THE REQUEST: Copy each line that contains the string "exclusive".

Data items:
+++
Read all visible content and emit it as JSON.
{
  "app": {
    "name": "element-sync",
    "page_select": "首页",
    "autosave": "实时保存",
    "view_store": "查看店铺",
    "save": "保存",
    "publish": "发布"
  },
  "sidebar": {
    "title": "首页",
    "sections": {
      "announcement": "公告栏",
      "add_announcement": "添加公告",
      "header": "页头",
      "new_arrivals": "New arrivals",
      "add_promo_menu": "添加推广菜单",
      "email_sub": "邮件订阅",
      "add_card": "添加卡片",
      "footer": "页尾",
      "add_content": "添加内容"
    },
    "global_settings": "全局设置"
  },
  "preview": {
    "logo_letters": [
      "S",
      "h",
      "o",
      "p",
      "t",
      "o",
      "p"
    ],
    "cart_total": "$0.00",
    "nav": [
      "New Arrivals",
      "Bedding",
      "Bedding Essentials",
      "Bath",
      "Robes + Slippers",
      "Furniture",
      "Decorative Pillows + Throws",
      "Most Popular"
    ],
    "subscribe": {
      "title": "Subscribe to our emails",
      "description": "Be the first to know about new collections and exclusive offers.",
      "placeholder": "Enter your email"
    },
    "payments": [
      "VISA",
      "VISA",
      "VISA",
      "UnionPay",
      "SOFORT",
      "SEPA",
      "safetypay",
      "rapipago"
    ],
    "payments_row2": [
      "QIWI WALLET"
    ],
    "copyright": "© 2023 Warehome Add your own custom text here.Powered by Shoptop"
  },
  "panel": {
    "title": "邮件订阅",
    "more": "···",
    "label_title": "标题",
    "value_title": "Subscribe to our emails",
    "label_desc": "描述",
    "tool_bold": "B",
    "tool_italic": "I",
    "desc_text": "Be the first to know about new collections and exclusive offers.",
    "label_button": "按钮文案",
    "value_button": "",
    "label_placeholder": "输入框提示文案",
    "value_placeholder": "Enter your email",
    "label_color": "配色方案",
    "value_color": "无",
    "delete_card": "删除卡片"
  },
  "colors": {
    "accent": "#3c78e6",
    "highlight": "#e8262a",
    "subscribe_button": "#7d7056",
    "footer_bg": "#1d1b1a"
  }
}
+++
EXERCISE RESULT:
      "description": "Be the first to know about new collections and exclusive offers.",
    "desc_text": "Be the first to know about new collections and exclusive offers.",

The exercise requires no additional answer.